- Work to be completed
Take down each entry exactly as written.

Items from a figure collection
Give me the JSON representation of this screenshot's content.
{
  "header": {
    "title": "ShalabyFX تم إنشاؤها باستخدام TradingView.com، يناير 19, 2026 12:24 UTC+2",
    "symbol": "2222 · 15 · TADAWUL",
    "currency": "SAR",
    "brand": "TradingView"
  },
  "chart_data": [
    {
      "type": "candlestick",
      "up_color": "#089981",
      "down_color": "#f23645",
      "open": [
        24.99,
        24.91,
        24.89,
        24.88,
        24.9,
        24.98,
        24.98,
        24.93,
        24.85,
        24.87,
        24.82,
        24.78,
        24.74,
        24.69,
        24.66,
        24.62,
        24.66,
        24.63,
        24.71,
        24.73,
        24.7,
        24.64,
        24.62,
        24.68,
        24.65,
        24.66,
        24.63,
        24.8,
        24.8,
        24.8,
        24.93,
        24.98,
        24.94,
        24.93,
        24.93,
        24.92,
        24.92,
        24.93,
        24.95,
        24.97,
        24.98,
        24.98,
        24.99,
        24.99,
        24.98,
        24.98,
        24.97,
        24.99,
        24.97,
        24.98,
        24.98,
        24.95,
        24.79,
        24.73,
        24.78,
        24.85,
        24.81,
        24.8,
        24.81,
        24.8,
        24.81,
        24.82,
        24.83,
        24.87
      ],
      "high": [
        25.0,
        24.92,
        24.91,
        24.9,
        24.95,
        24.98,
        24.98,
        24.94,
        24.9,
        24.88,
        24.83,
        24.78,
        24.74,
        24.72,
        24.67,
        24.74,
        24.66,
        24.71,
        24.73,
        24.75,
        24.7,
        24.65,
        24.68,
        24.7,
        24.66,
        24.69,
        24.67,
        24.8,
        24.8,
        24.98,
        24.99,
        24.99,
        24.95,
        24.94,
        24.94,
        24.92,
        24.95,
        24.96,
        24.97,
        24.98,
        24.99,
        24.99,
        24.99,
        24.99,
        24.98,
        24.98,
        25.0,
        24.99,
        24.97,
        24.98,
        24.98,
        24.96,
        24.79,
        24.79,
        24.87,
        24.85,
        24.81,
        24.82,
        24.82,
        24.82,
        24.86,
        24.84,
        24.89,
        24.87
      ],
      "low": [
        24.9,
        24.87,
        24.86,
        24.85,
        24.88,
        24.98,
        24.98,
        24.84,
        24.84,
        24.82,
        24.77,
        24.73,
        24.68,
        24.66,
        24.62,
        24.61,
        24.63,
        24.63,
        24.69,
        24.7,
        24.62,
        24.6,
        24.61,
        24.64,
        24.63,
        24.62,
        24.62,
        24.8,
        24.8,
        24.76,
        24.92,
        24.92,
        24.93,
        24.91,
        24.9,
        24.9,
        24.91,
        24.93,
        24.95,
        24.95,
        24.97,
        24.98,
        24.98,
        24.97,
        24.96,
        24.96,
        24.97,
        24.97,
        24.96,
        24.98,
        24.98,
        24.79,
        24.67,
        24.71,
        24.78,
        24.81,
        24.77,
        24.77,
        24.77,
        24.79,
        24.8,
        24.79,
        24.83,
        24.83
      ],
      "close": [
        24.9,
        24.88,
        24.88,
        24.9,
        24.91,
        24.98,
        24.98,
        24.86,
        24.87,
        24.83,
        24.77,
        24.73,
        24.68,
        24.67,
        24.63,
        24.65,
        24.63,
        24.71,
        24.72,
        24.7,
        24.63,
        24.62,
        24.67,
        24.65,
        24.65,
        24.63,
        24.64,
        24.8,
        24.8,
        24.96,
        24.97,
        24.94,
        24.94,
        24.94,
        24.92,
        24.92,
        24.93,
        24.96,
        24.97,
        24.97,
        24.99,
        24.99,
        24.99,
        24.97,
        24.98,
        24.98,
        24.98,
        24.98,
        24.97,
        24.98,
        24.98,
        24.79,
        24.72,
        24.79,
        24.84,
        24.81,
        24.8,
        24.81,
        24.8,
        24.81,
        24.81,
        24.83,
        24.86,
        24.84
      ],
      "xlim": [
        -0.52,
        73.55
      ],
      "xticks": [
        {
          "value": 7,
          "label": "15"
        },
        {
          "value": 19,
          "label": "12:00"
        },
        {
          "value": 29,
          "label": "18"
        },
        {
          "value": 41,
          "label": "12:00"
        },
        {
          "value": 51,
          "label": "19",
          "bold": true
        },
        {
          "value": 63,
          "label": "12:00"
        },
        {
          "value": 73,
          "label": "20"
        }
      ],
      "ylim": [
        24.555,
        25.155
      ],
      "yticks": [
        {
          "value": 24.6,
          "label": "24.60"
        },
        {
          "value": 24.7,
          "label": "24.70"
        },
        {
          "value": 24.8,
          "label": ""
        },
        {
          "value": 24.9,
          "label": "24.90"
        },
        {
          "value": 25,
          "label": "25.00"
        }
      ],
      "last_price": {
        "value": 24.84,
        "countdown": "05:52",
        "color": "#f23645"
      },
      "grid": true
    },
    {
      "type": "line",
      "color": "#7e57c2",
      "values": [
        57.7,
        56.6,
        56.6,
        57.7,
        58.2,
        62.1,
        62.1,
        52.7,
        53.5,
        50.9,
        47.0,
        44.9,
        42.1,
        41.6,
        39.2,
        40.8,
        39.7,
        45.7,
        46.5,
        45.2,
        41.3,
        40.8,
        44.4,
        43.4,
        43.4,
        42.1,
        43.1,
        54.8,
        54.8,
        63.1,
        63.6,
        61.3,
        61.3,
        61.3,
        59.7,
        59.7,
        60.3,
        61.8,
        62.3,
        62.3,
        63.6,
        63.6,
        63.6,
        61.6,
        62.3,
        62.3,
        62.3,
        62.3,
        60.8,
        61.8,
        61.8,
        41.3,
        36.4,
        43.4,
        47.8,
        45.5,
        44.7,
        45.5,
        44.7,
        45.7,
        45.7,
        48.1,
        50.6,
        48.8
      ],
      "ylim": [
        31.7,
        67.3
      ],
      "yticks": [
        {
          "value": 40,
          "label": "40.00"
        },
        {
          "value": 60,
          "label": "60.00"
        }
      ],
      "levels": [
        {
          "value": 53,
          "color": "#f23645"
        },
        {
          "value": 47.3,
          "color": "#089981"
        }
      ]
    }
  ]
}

- Solution to this exercise
Give me the JSON representation of this screenshot's content.
{
  "header": {
    "title": "ShalabyFX تم إنشاؤها باستخدام TradingView.com، يناير 19, 2026 12:24 UTC+2",
    "symbol": "2222 · 15 · TADAWUL",
    "currency": "SAR",
    "brand": "TradingView"
  },
  "chart_data": [
    {
      "type": "candlestick",
      "up_color": "#089981",
      "down_color": "#f23645",
      "open": [
        24.99,
        24.91,
        24.89,
        24.88,
        24.9,
        24.98,
        24.98,
        24.93,
        24.85,
        24.87,
        24.82,
        24.78,
        24.74,
        24.69,
        24.66,
        24.62,
        24.66,
        24.63,
        24.71,
        24.73,
        24.7,
        24.64,
        24.62,
        24.68,
        24.65,
        24.66,
        24.63,
        24.8,
        24.8,
        24.8,
        24.93,
        24.98,
        24.94,
        24.93,
        24.93,
        24.92,
        24.92,
        24.93,
        24.95,
        24.97,
        24.98,
        24.98,
        24.99,
        24.99,
        24.98,
        24.98,
        24.97,
        24.99,
        24.97,
        24.98,
        24.98,
        24.95,
        24.79,
        24.73,
        24.78,
        24.85,
        24.81,
        24.8,
        24.81,
        24.8,
        24.81,
        24.82,
        24.83,
        24.87
      ],
      "high": [
        25.0,
        24.92,
        24.91,
        24.9,
        24.95,
        24.98,
        24.98,
        24.94,
        24.9,
        24.88,
        24.83,
        24.78,
        24.74,
        24.72,
        24.67,
        24.74,
        24.66,
        24.71,
        24.73,
        24.75,
        24.7,
        24.65,
        24.68,
        24.7,
        24.66,
        24.69,
        24.67,
        24.8,
        24.8,
        24.98,
        24.99,
        24.99,
        24.95,
        24.94,
        24.94,
        24.92,
        24.95,
        24.96,
        24.97,
        24.98,
        24.99,
        24.99,
        24.99,
        24.99,
        24.98,
        24.98,
        25.0,
        24.99,
        24.97,
        24.98,
        24.98,
        24.96,
        24.79,
        24.79,
        24.87,
        24.85,
        24.81,
        24.82,
        24.82,
        24.82,
        24.86,
        24.84,
        24.89,
        24.87
      ],
      "low": [
        24.9,
        24.87,
        24.86,
        24.85,
        24.88,
        24.98,
        24.98,
        24.84,
        24.84,
        24.82,
        24.77,
        24.73,
        24.68,
        24.66,
        24.62,
        24.61,
        24.63,
        24.63,
        24.69,
        24.7,
        24.62,
        24.6,
        24.61,
        24.64,
        24.63,
        24.62,
        24.62,
        24.8,
        24.8,
        24.76,
        24.92,
        24.92,
        24.93,
        24.91,
        24.9,
        24.9,
        24.91,
        24.93,
        24.95,
        24.95,
        24.97,
        24.98,
        24.98,
        24.97,
        24.96,
        24.96,
        24.97,
        24.97,
        24.96,
        24.98,
        24.98,
        24.79,
        24.67,
        24.71,
        24.78,
        24.81,
        24.77,
        24.77,
        24.77,
        24.79,
        24.8,
        24.79,
        24.83,
        24.83
      ],
      "close": [
        24.9,
        24.88,
        24.88,
        24.9,
        24.91,
        24.98,
        24.98,
        24.86,
        24.87,
        24.83,
        24.77,
        24.73,
        24.68,
        24.67,
        24.63,
        24.65,
        24.63,
        24.71,
        24.72,
        24.7,
        24.63,
        24.62,
        24.67,
        24.65,
        24.65,
        24.63,
        24.64,
        24.8,
        24.8,
        24.96,
        24.97,
        24.94,
        24.94,
        24.94,
        24.92,
        24.92,
        24.93,
        24.96,
        24.97,
        24.97,
        24.99,
        24.99,
        24.99,
        24.97,
        24.98,
        24.98,
        24.98,
        24.98,
        24.97,
        24.98,
        24.98,
        24.79,
        24.72,
        24.79,
        24.84,
        24.81,
        24.8,
        24.81,
        24.8,
        24.81,
        24.81,
        24.83,
        24.86,
        24.84
      ],
      "xlim": [
        -0.52,
        73.55
      ],
      "xticks": [
        {
          "value": 7,
          "label": "15"
        },
        {
          "value": 19,
          "label": "12:00"
        },
        {
          "value": 29,
          "label": "18"
        },
        {
          "value": 41,
          "label": "12:00"
        },
        {
          "value": 51,
          "label": "19",
          "bold": true
        },
        {
          "value": 63,
          "label": "12:00"
        },
        {
          "value": 73,
          "label": "20"
        }
      ],
      "ylim": [
        24.555,
        25.155
      ],
      "yticks": [
        {
          "value": 24.6,
          "label": "24.60"
        },
        {
          "value": 24.7,
          "label": "24.70"
        },
        {
          "value": 24.8,
          "label": ""
        },
        {
          "value": 24.9,
          "label": "24.90"
        },
        {
          "value": 25,
          "label": "25.00"
        }
      ],
      "last_price": {
        "value": 24.84,
        "countdown": "05:52",
        "color": "#f23645"
      },
      "grid": true
    },
    {
      "type": "line",
      "color": "#7e57c2",
      "values": [
        57.7,
        56.6,
        56.6,
        57.7,
        58.2,
        62.1,
        62.1,
        52.7,
        53.5,
        50.9,
        47.0,
        44.9,
        42.1,
        41.6,
        39.2,
        40.8,
        39.7,
        45.7,
        46.5,
        45.2,
        41.3,
        40.8,
        44.4,
        43.4,
        43.4,
        42.1,
        43.1,
        54.8,
        54.8,
        63.1,
        63.6,
        61.3,
        61.3,
        61.3,
        59.7,
        59.7,
        60.3,
        61.8,
        62.3,
        62.3,
        63.6,
        63.6,
        63.6,
        61.6,
        62.3,
        62.3,
        62.3,
        62.3,
        60.8,
        61.8,
        61.8,
        41.3,
        36.4,
        43.4,
        47.8,
        45.5,
        44.7,
        45.5,
        44.7,
        45.7,
        45.7,
        48.1,
        50.6,
        48.8
      ],
      "ylim": [
        31.7,
        67.3
      ],
      "yticks": [
        {
          "value": 40,
          "label": "40.00"
        },
        {
          "value": 60,
          "label": "60.00"
        }
      ],
      "levels": [
        {
          "value": 53,
          "color": "#f23645"
        },
        {
          "value": 47.3,
          "color": "#089981"
        }
      ]
    }
  ]
}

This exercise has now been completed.